Report only the number of lines in this material that include "sent".

☆ ☆ ☆ ☆

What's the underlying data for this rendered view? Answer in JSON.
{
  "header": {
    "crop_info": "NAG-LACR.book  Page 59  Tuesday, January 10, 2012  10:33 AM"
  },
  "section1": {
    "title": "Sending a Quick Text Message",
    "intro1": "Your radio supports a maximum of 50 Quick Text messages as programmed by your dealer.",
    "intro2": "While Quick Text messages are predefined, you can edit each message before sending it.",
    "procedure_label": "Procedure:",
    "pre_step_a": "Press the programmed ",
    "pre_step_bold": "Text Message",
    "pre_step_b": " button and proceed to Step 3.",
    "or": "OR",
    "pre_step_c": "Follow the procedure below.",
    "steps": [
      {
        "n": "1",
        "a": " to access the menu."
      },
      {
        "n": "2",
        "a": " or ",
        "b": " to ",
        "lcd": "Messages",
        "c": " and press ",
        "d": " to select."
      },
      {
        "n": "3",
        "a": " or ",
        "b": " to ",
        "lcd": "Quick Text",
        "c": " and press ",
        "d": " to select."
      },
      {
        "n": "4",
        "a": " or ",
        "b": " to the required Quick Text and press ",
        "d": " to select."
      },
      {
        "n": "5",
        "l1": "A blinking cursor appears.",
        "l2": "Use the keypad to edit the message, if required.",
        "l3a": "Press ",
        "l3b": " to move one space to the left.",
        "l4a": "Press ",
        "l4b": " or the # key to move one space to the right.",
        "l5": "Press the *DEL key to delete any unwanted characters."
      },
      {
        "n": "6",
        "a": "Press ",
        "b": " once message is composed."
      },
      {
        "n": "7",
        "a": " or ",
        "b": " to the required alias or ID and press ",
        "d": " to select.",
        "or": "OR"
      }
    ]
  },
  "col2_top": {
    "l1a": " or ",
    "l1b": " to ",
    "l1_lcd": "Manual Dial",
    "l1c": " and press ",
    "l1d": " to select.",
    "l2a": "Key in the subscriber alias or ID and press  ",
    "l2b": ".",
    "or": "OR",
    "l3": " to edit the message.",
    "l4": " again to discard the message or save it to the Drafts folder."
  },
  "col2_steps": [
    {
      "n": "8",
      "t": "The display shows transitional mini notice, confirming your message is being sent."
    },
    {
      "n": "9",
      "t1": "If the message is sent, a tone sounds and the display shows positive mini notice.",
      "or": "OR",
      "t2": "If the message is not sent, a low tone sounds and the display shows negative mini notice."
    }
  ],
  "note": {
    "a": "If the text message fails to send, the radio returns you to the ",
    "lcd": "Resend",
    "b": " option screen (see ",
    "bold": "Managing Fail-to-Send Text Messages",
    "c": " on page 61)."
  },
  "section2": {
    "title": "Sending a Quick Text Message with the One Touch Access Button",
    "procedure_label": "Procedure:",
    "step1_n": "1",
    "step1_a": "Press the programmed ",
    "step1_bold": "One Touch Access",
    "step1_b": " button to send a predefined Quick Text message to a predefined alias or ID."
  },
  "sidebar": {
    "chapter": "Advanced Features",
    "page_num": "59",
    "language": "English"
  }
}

☆ ☆ ☆ ☆

_Written solution:_
3